--- Begin ---

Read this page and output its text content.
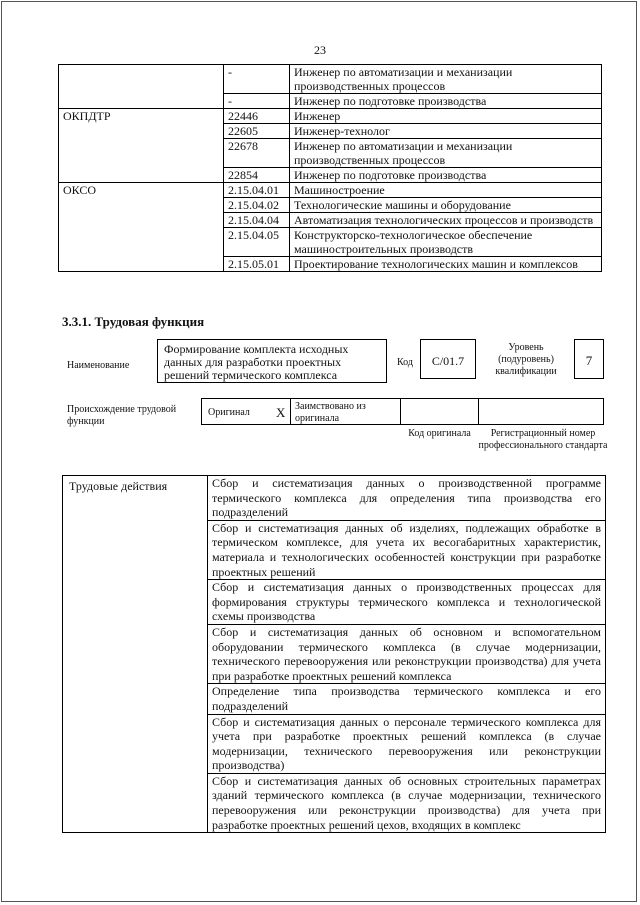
23
	-	Инженер по автоматизации и механизации производственных процессов
	-	Инженер по подготовке производства
ОКПДТР	22446	Инженер
	22605	Инженер-технолог
	22678	Инженер по автоматизации и механизации производственных процессов
	22854	Инженер по подготовке производства
ОКСО	2.15.04.01	Машиностроение
	2.15.04.02	Технологические машины и оборудование
	2.15.04.04	Автоматизация технологических процессов и производств
	2.15.04.05	Конструкторско-технологическое обеспечение машиностроительных производств
	2.15.05.01	Проектирование технологических машин и комплексов
3.3.1. Трудовая функция
Наименование
Формирование комплекта исходных данных для разработки проектных решений термического комплекса
Код	С/01.7
Уровень (подуровень) квалификации
7
Происхождение трудовой функции
Оригинал X Заимствовано из оригинала
Код оригинала	Регистрационный номер профессионального стандарта
Трудовые действия	Сбор и систематизация данных о производственной программе термического комплекса для определения типа производства его подразделений
Сбор и систематизация данных об изделиях, подлежащих обработке в термическом комплексе, для учета их весогабаритных характеристик, материала и технологических особенностей конструкции при разработке проектных решений
Сбор и систематизация данных о производственных процессах для формирования структуры термического комплекса и технологической схемы производства
Сбор и систематизация данных об основном и вспомогательном оборудовании термического комплекса (в случае модернизации, технического перевооружения или реконструкции производства) для учета при разработке проектных решений комплекса
Определение типа производства термического комплекса и его подразделений
Сбор и систематизация данных о персонале термического комплекса для учета при разработке проектных решений комплекса (в случае модернизации, технического перевооружения или реконструкции производства)
Сбор и систематизация данных об основных строительных параметрах зданий термического комплекса (в случае модернизации, технического перевооружения или реконструкции производства) для учета при разработке проектных решений цехов, входящих в комплекс
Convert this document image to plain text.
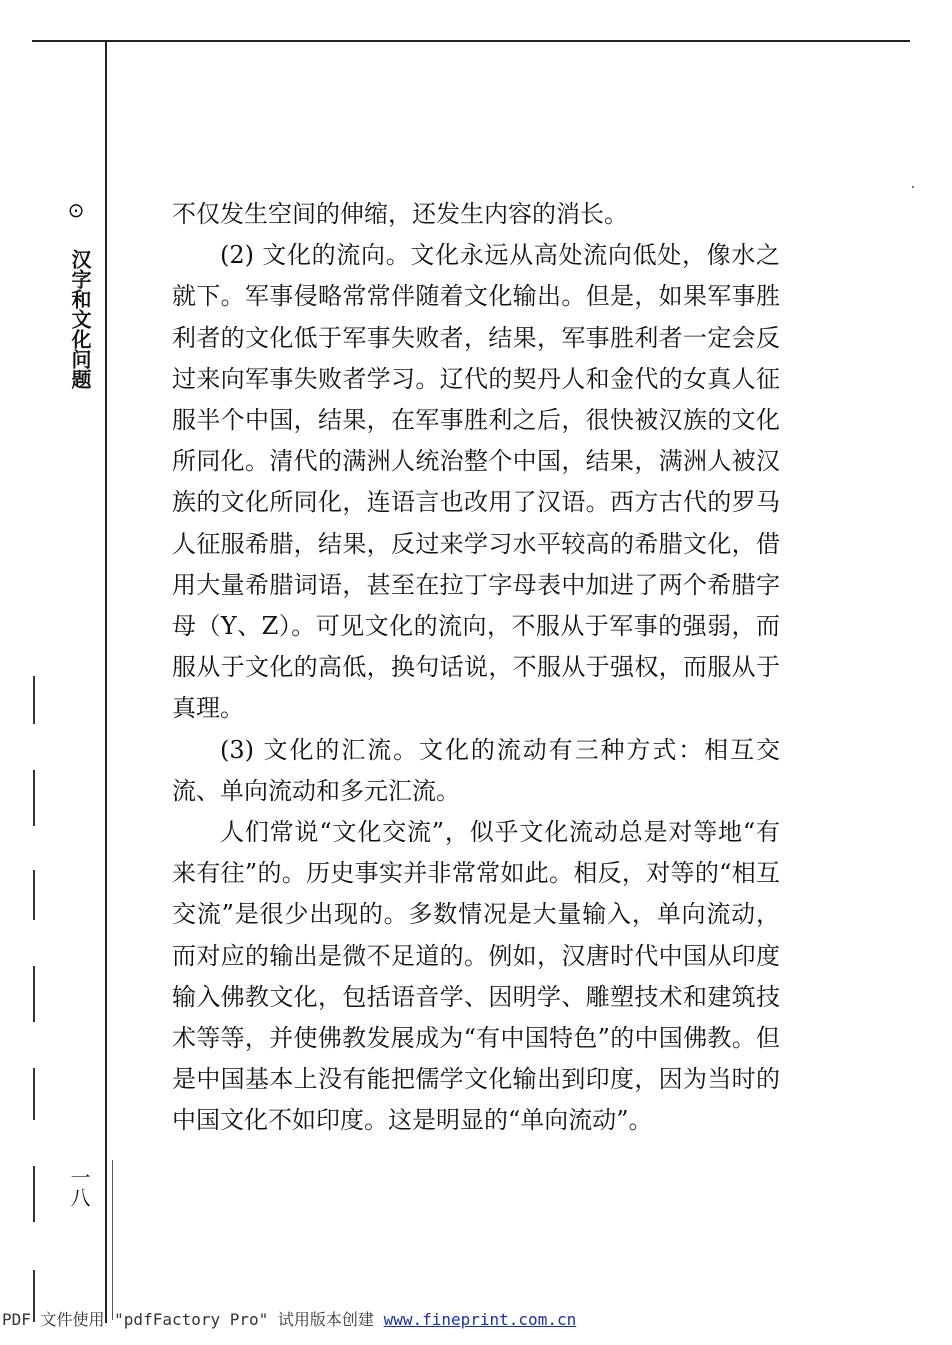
⊙
汉字和文化问题
一八

不仅发生空间的伸缩，还发生内容的消长。

(2) 文化的流向。文化永远从高处流向低处，像水之就下。军事侵略常常伴随着文化输出。但是，如果军事胜利者的文化低于军事失败者，结果，军事胜利者一定会反过来向军事失败者学习。辽代的契丹人和金代的女真人征服半个中国，结果，在军事胜利之后，很快被汉族的文化所同化。清代的满洲人统治整个中国，结果，满洲人被汉族的文化所同化，连语言也改用了汉语。西方古代的罗马人征服希腊，结果，反过来学习水平较高的希腊文化，借用大量希腊词语，甚至在拉丁字母表中加进了两个希腊字母（Y、Z）。可见文化的流向，不服从于军事的强弱，而服从于文化的高低，换句话说，不服从于强权，而服从于真理。

(3) 文化的汇流。文化的流动有三种方式：相互交流、单向流动和多元汇流。

人们常说“文化交流”，似乎文化流动总是对等地“有来有往”的。历史事实并非常常如此。相反，对等的“相互交流”是很少出现的。多数情况是大量输入，单向流动，而对应的输出是微不足道的。例如，汉唐时代中国从印度输入佛教文化，包括语音学、因明学、雕塑技术和建筑技术等等，并使佛教发展成为“有中国特色”的中国佛教。但是中国基本上没有能把儒学文化输出到印度，因为当时的中国文化不如印度。这是明显的“单向流动”。

PDF 文件使用 "pdfFactory Pro" 试用版本创建 www.fineprint.com.cn
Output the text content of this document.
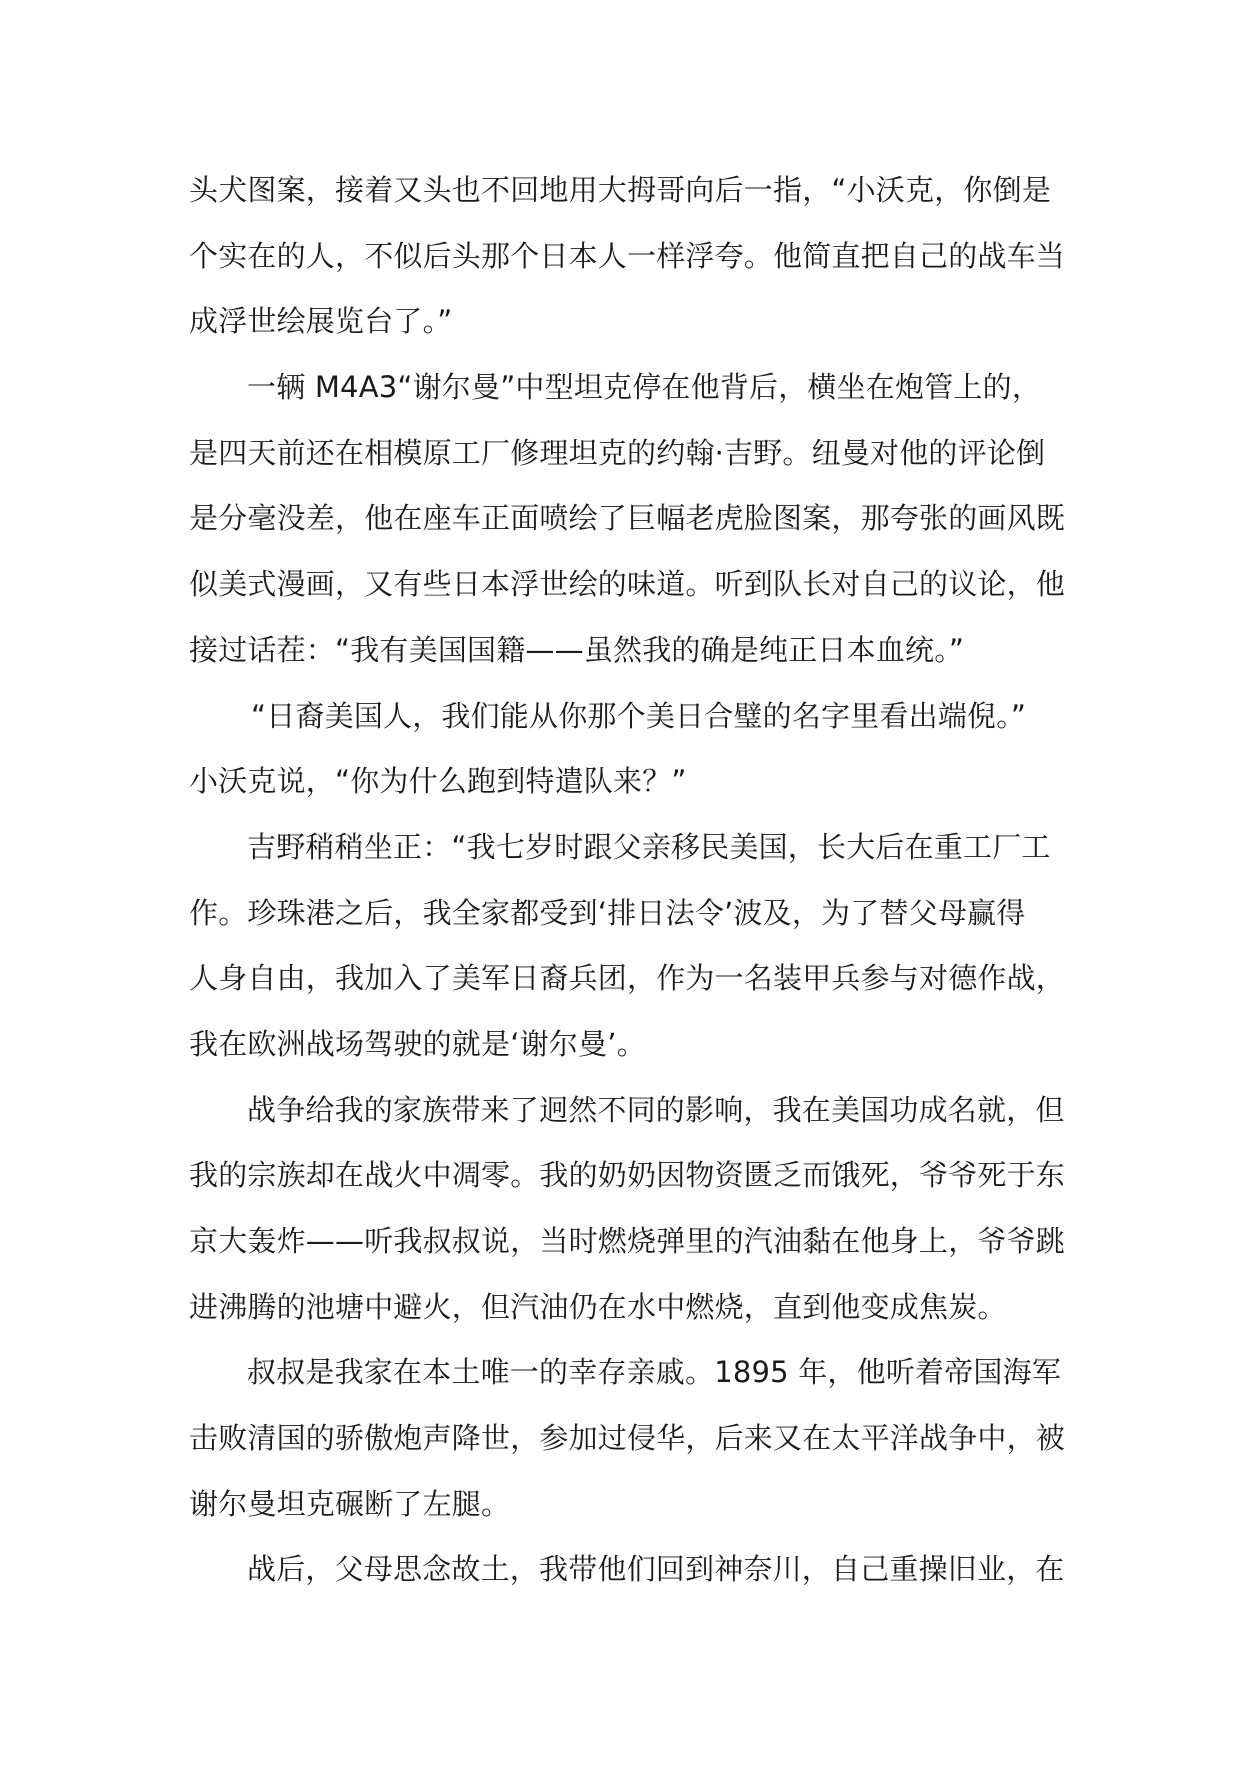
头犬图案，接着又头也不回地用大拇哥向后一指，“小沃克，你倒是
个实在的人，不似后头那个日本人一样浮夸。他简直把自己的战车当
成浮世绘展览台了。”
一辆 M4A3“谢尔曼”中型坦克停在他背后，横坐在炮管上的，
是四天前还在相模原工厂修理坦克的约翰·吉野。纽曼对他的评论倒
是分毫没差，他在座车正面喷绘了巨幅老虎脸图案，那夸张的画风既
似美式漫画，又有些日本浮世绘的味道。听到队长对自己的议论，他
接过话茬：“我有美国国籍——虽然我的确是纯正日本血统。”
“日裔美国人，我们能从你那个美日合璧的名字里看出端倪。”
小沃克说，“你为什么跑到特遣队来？”
吉野稍稍坐正：“我七岁时跟父亲移民美国，长大后在重工厂工
作。珍珠港之后，我全家都受到‘排日法令’波及，为了替父母赢得
人身自由，我加入了美军日裔兵团，作为一名装甲兵参与对德作战，
我在欧洲战场驾驶的就是‘谢尔曼’。
战争给我的家族带来了迥然不同的影响，我在美国功成名就，但
我的宗族却在战火中凋零。我的奶奶因物资匮乏而饿死，爷爷死于东
京大轰炸——听我叔叔说，当时燃烧弹里的汽油黏在他身上，爷爷跳
进沸腾的池塘中避火，但汽油仍在水中燃烧，直到他变成焦炭。
叔叔是我家在本土唯一的幸存亲戚。1895 年，他听着帝国海军
击败清国的骄傲炮声降世，参加过侵华，后来又在太平洋战争中，被
谢尔曼坦克碾断了左腿。
战后，父母思念故土，我带他们回到神奈川，自己重操旧业，在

--- End ---

Objective: From the material above, copy everything exactly but the pictures.

Output for this task:
Read this page and output its text content.
23
	-	Инженер по автоматизации и механизации производственных процессов
	-	Инженер по подготовке производства
ОКПДТР	22446	Инженер
	22605	Инженер-технолог
	22678	Инженер по автоматизации и механизации производственных процессов
	22854	Инженер по подготовке производства
ОКСО	2.15.04.01	Машиностроение
	2.15.04.02	Технологические машины и оборудование
	2.15.04.04	Автоматизация технологических процессов и производств
	2.15.04.05	Конструкторско-технологическое обеспечение машиностроительных производств
	2.15.05.01	Проектирование технологических машин и комплексов
3.3.1. Трудовая функция
Наименование
Формирование комплекта исходных данных для разработки проектных решений термического комплекса
Код	С/01.7
Уровень (подуровень) квалификации
7
Происхождение трудовой функции
Оригинал X Заимствовано из оригинала
Код оригинала	Регистрационный номер профессионального стандарта
Трудовые действия	Сбор и систематизация данных о производственной программе термического комплекса для определения типа производства его подразделений
Сбор и систематизация данных об изделиях, подлежащих обработке в термическом комплексе, для учета их весогабаритных характеристик, материала и технологических особенностей конструкции при разработке проектных решений
Сбор и систематизация данных о производственных процессах для формирования структуры термического комплекса и технологической схемы производства
Сбор и систематизация данных об основном и вспомогательном оборудовании термического комплекса (в случае модернизации, технического перевооружения или реконструкции производства) для учета при разработке проектных решений комплекса
Определение типа производства термического комплекса и его подразделений
Сбор и систематизация данных о персонале термического комплекса для учета при разработке проектных решений комплекса (в случае модернизации, технического перевооружения или реконструкции производства)
Сбор и систематизация данных об основных строительных параметрах зданий термического комплекса (в случае модернизации, технического перевооружения или реконструкции производства) для учета при разработке проектных решений цехов, входящих в комплекс
Convert this document image to plain text.
⊙
汉字和文化问题
一八

不仅发生空间的伸缩，还发生内容的消长。

(2) 文化的流向。文化永远从高处流向低处，像水之就下。军事侵略常常伴随着文化输出。但是，如果军事胜利者的文化低于军事失败者，结果，军事胜利者一定会反过来向军事失败者学习。辽代的契丹人和金代的女真人征服半个中国，结果，在军事胜利之后，很快被汉族的文化所同化。清代的满洲人统治整个中国，结果，满洲人被汉族的文化所同化，连语言也改用了汉语。西方古代的罗马人征服希腊，结果，反过来学习水平较高的希腊文化，借用大量希腊词语，甚至在拉丁字母表中加进了两个希腊字母（Y、Z）。可见文化的流向，不服从于军事的强弱，而服从于文化的高低，换句话说，不服从于强权，而服从于真理。

(3) 文化的汇流。文化的流动有三种方式：相互交流、单向流动和多元汇流。

人们常说“文化交流”，似乎文化流动总是对等地“有来有往”的。历史事实并非常常如此。相反，对等的“相互交流”是很少出现的。多数情况是大量输入，单向流动，而对应的输出是微不足道的。例如，汉唐时代中国从印度输入佛教文化，包括语音学、因明学、雕塑技术和建筑技术等等，并使佛教发展成为“有中国特色”的中国佛教。但是中国基本上没有能把儒学文化输出到印度，因为当时的中国文化不如印度。这是明显的“单向流动”。

PDF 文件使用 "pdfFactory Pro" 试用版本创建 www.fineprint.com.cn
Output the text content of this document.
头犬图案，接着又头也不回地用大拇哥向后一指，“小沃克，你倒是
个实在的人，不似后头那个日本人一样浮夸。他简直把自己的战车当
成浮世绘展览台了。”
一辆 M4A3“谢尔曼”中型坦克停在他背后，横坐在炮管上的，
是四天前还在相模原工厂修理坦克的约翰·吉野。纽曼对他的评论倒
是分毫没差，他在座车正面喷绘了巨幅老虎脸图案，那夸张的画风既
似美式漫画，又有些日本浮世绘的味道。听到队长对自己的议论，他
接过话茬：“我有美国国籍——虽然我的确是纯正日本血统。”
“日裔美国人，我们能从你那个美日合璧的名字里看出端倪。”
小沃克说，“你为什么跑到特遣队来？”
吉野稍稍坐正：“我七岁时跟父亲移民美国，长大后在重工厂工
作。珍珠港之后，我全家都受到‘排日法令’波及，为了替父母赢得
人身自由，我加入了美军日裔兵团，作为一名装甲兵参与对德作战，
我在欧洲战场驾驶的就是‘谢尔曼’。
战争给我的家族带来了迥然不同的影响，我在美国功成名就，但
我的宗族却在战火中凋零。我的奶奶因物资匮乏而饿死，爷爷死于东
京大轰炸——听我叔叔说，当时燃烧弹里的汽油黏在他身上，爷爷跳
进沸腾的池塘中避火，但汽油仍在水中燃烧，直到他变成焦炭。
叔叔是我家在本土唯一的幸存亲戚。1895 年，他听着帝国海军
击败清国的骄傲炮声降世，参加过侵华，后来又在太平洋战争中，被
谢尔曼坦克碾断了左腿。
战后，父母思念故土，我带他们回到神奈川，自己重操旧业，在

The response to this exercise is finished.